• _DATA TO PROCESS_

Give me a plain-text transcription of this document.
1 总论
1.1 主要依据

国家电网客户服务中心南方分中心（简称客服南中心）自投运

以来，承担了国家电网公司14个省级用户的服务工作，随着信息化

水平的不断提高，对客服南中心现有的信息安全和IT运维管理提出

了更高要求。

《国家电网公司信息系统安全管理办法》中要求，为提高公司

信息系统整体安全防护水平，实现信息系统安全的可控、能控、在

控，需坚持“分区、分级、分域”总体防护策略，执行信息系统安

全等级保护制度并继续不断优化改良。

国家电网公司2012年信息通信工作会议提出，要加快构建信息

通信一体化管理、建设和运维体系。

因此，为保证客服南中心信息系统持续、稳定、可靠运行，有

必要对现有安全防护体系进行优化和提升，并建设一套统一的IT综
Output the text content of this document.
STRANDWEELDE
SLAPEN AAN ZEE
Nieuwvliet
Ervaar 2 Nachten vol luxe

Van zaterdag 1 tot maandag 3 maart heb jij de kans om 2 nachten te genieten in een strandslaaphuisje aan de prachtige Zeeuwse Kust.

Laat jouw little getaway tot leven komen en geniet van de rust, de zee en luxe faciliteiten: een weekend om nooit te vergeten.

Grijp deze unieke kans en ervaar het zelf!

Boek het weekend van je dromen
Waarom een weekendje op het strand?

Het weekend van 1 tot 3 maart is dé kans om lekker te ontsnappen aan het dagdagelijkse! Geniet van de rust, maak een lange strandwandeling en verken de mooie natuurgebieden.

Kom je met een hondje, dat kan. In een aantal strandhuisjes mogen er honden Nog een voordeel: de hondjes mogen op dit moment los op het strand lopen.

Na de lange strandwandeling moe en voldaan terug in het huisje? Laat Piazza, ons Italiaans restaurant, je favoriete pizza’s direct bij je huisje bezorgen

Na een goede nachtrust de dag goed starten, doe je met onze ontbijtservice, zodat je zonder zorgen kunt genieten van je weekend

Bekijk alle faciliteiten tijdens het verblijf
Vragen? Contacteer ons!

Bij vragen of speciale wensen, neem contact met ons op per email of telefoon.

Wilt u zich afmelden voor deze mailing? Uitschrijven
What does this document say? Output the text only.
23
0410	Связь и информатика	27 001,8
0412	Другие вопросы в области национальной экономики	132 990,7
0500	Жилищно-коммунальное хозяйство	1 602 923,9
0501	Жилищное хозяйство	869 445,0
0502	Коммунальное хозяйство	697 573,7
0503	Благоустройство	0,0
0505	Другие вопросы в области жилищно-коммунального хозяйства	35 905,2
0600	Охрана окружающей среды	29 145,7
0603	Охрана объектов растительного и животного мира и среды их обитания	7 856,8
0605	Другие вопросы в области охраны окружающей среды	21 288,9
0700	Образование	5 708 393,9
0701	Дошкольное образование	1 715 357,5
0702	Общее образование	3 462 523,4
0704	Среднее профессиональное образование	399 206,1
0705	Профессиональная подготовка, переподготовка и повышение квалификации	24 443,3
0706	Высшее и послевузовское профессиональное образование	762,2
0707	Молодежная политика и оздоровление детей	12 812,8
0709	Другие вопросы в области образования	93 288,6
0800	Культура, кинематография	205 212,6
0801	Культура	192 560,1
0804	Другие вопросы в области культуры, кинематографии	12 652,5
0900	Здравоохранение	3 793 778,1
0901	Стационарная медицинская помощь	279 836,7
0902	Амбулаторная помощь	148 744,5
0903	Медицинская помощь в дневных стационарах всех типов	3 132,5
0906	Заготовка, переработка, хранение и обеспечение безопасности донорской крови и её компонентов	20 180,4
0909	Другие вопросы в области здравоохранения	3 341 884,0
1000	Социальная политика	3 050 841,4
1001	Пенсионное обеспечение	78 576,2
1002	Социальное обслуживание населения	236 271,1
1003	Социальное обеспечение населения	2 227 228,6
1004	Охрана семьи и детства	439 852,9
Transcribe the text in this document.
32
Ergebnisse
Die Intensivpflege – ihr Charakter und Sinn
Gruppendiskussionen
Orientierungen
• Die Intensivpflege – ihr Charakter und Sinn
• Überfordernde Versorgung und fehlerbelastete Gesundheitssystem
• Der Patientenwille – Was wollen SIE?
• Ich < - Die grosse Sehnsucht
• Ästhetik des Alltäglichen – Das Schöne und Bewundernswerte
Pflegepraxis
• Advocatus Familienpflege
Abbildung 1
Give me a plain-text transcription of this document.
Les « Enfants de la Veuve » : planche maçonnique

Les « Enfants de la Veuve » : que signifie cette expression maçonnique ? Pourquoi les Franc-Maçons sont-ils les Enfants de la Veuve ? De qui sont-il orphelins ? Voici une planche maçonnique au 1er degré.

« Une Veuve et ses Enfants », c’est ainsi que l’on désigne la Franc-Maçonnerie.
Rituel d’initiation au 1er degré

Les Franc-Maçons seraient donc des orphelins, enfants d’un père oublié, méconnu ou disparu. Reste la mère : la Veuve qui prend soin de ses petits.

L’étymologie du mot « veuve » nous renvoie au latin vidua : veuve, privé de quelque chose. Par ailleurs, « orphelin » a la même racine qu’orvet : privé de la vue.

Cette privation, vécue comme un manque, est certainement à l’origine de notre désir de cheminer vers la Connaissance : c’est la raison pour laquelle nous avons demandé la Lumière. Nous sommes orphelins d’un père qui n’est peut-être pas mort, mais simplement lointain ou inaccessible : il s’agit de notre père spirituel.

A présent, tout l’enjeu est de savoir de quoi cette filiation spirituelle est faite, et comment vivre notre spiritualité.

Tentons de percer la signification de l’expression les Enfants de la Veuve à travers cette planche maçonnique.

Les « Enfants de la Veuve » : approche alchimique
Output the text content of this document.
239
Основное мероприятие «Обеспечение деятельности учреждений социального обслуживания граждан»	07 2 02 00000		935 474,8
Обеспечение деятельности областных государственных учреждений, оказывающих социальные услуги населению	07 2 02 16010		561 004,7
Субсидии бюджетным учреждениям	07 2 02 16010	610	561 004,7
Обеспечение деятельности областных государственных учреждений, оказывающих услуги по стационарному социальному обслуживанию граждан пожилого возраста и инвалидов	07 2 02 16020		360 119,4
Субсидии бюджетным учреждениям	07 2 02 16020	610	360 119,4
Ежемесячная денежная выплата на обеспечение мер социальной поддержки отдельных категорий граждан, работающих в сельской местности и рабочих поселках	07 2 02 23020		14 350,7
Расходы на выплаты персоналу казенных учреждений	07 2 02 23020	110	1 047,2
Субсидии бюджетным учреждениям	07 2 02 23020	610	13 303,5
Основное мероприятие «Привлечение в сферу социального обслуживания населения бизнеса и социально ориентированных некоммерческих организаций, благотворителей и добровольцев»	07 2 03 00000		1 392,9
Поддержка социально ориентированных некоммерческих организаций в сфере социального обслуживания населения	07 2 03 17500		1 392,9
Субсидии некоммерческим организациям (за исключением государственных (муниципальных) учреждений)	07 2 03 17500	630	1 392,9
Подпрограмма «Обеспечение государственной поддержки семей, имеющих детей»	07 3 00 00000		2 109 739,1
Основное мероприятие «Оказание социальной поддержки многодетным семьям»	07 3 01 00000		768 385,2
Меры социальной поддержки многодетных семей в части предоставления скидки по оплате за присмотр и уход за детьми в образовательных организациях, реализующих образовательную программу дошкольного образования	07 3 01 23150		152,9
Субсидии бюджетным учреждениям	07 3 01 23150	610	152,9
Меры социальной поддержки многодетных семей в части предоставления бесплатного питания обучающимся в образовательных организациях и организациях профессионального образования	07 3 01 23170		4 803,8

• _PROBLEM TO SOLVE_
Every line of the data above should be reproduced word for word.

• _FINISHED TASK_
Give me a plain-text transcription of this document.
1 总论
1.1 主要依据

国家电网客户服务中心南方分中心（简称客服南中心）自投运

以来，承担了国家电网公司14个省级用户的服务工作，随着信息化

水平的不断提高，对客服南中心现有的信息安全和IT运维管理提出

了更高要求。

《国家电网公司信息系统安全管理办法》中要求，为提高公司

信息系统整体安全防护水平，实现信息系统安全的可控、能控、在

控，需坚持“分区、分级、分域”总体防护策略，执行信息系统安

全等级保护制度并继续不断优化改良。

国家电网公司2012年信息通信工作会议提出，要加快构建信息

通信一体化管理、建设和运维体系。

因此，为保证客服南中心信息系统持续、稳定、可靠运行，有

必要对现有安全防护体系进行优化和提升，并建设一套统一的IT综
Output the text content of this document.
STRANDWEELDE
SLAPEN AAN ZEE
Nieuwvliet
Ervaar 2 Nachten vol luxe

Van zaterdag 1 tot maandag 3 maart heb jij de kans om 2 nachten te genieten in een strandslaaphuisje aan de prachtige Zeeuwse Kust.

Laat jouw little getaway tot leven komen en geniet van de rust, de zee en luxe faciliteiten: een weekend om nooit te vergeten.

Grijp deze unieke kans en ervaar het zelf!

Boek het weekend van je dromen
Waarom een weekendje op het strand?

Het weekend van 1 tot 3 maart is dé kans om lekker te ontsnappen aan het dagdagelijkse! Geniet van de rust, maak een lange strandwandeling en verken de mooie natuurgebieden.

Kom je met een hondje, dat kan. In een aantal strandhuisjes mogen er honden Nog een voordeel: de hondjes mogen op dit moment los op het strand lopen.

Na de lange strandwandeling moe en voldaan terug in het huisje? Laat Piazza, ons Italiaans restaurant, je favoriete pizza’s direct bij je huisje bezorgen

Na een goede nachtrust de dag goed starten, doe je met onze ontbijtservice, zodat je zonder zorgen kunt genieten van je weekend

Bekijk alle faciliteiten tijdens het verblijf
Vragen? Contacteer ons!

Bij vragen of speciale wensen, neem contact met ons op per email of telefoon.

Wilt u zich afmelden voor deze mailing? Uitschrijven
What does this document say? Output the text only.
23
0410	Связь и информатика	27 001,8
0412	Другие вопросы в области национальной экономики	132 990,7
0500	Жилищно-коммунальное хозяйство	1 602 923,9
0501	Жилищное хозяйство	869 445,0
0502	Коммунальное хозяйство	697 573,7
0503	Благоустройство	0,0
0505	Другие вопросы в области жилищно-коммунального хозяйства	35 905,2
0600	Охрана окружающей среды	29 145,7
0603	Охрана объектов растительного и животного мира и среды их обитания	7 856,8
0605	Другие вопросы в области охраны окружающей среды	21 288,9
0700	Образование	5 708 393,9
0701	Дошкольное образование	1 715 357,5
0702	Общее образование	3 462 523,4
0704	Среднее профессиональное образование	399 206,1
0705	Профессиональная подготовка, переподготовка и повышение квалификации	24 443,3
0706	Высшее и послевузовское профессиональное образование	762,2
0707	Молодежная политика и оздоровление детей	12 812,8
0709	Другие вопросы в области образования	93 288,6
0800	Культура, кинематография	205 212,6
0801	Культура	192 560,1
0804	Другие вопросы в области культуры, кинематографии	12 652,5
0900	Здравоохранение	3 793 778,1
0901	Стационарная медицинская помощь	279 836,7
0902	Амбулаторная помощь	148 744,5
0903	Медицинская помощь в дневных стационарах всех типов	3 132,5
0906	Заготовка, переработка, хранение и обеспечение безопасности донорской крови и её компонентов	20 180,4
0909	Другие вопросы в области здравоохранения	3 341 884,0
1000	Социальная политика	3 050 841,4
1001	Пенсионное обеспечение	78 576,2
1002	Социальное обслуживание населения	236 271,1
1003	Социальное обеспечение населения	2 227 228,6
1004	Охрана семьи и детства	439 852,9
Transcribe the text in this document.
32
Ergebnisse
Die Intensivpflege – ihr Charakter und Sinn
Gruppendiskussionen
Orientierungen
• Die Intensivpflege – ihr Charakter und Sinn
• Überfordernde Versorgung und fehlerbelastete Gesundheitssystem
• Der Patientenwille – Was wollen SIE?
• Ich < - Die grosse Sehnsucht
• Ästhetik des Alltäglichen – Das Schöne und Bewundernswerte
Pflegepraxis
• Advocatus Familienpflege
Abbildung 1
Give me a plain-text transcription of this document.
Les « Enfants de la Veuve » : planche maçonnique

Les « Enfants de la Veuve » : que signifie cette expression maçonnique ? Pourquoi les Franc-Maçons sont-ils les Enfants de la Veuve ? De qui sont-il orphelins ? Voici une planche maçonnique au 1er degré.

« Une Veuve et ses Enfants », c’est ainsi que l’on désigne la Franc-Maçonnerie.
Rituel d’initiation au 1er degré

Les Franc-Maçons seraient donc des orphelins, enfants d’un père oublié, méconnu ou disparu. Reste la mère : la Veuve qui prend soin de ses petits.

L’étymologie du mot « veuve » nous renvoie au latin vidua : veuve, privé de quelque chose. Par ailleurs, « orphelin » a la même racine qu’orvet : privé de la vue.

Cette privation, vécue comme un manque, est certainement à l’origine de notre désir de cheminer vers la Connaissance : c’est la raison pour laquelle nous avons demandé la Lumière. Nous sommes orphelins d’un père qui n’est peut-être pas mort, mais simplement lointain ou inaccessible : il s’agit de notre père spirituel.

A présent, tout l’enjeu est de savoir de quoi cette filiation spirituelle est faite, et comment vivre notre spiritualité.

Tentons de percer la signification de l’expression les Enfants de la Veuve à travers cette planche maçonnique.

Les « Enfants de la Veuve » : approche alchimique
Output the text content of this document.
239
Основное мероприятие «Обеспечение деятельности учреждений социального обслуживания граждан»	07 2 02 00000		935 474,8
Обеспечение деятельности областных государственных учреждений, оказывающих социальные услуги населению	07 2 02 16010		561 004,7
Субсидии бюджетным учреждениям	07 2 02 16010	610	561 004,7
Обеспечение деятельности областных государственных учреждений, оказывающих услуги по стационарному социальному обслуживанию граждан пожилого возраста и инвалидов	07 2 02 16020		360 119,4
Субсидии бюджетным учреждениям	07 2 02 16020	610	360 119,4
Ежемесячная денежная выплата на обеспечение мер социальной поддержки отдельных категорий граждан, работающих в сельской местности и рабочих поселках	07 2 02 23020		14 350,7
Расходы на выплаты персоналу казенных учреждений	07 2 02 23020	110	1 047,2
Субсидии бюджетным учреждениям	07 2 02 23020	610	13 303,5
Основное мероприятие «Привлечение в сферу социального обслуживания населения бизнеса и социально ориентированных некоммерческих организаций, благотворителей и добровольцев»	07 2 03 00000		1 392,9
Поддержка социально ориентированных некоммерческих организаций в сфере социального обслуживания населения	07 2 03 17500		1 392,9
Субсидии некоммерческим организациям (за исключением государственных (муниципальных) учреждений)	07 2 03 17500	630	1 392,9
Подпрограмма «Обеспечение государственной поддержки семей, имеющих детей»	07 3 00 00000		2 109 739,1
Основное мероприятие «Оказание социальной поддержки многодетным семьям»	07 3 01 00000		768 385,2
Меры социальной поддержки многодетных семей в части предоставления скидки по оплате за присмотр и уход за детьми в образовательных организациях, реализующих образовательную программу дошкольного образования	07 3 01 23150		152,9
Субсидии бюджетным учреждениям	07 3 01 23150	610	152,9
Меры социальной поддержки многодетных семей в части предоставления бесплатного питания обучающимся в образовательных организациях и организациях профессионального образования	07 3 01 23170		4 803,8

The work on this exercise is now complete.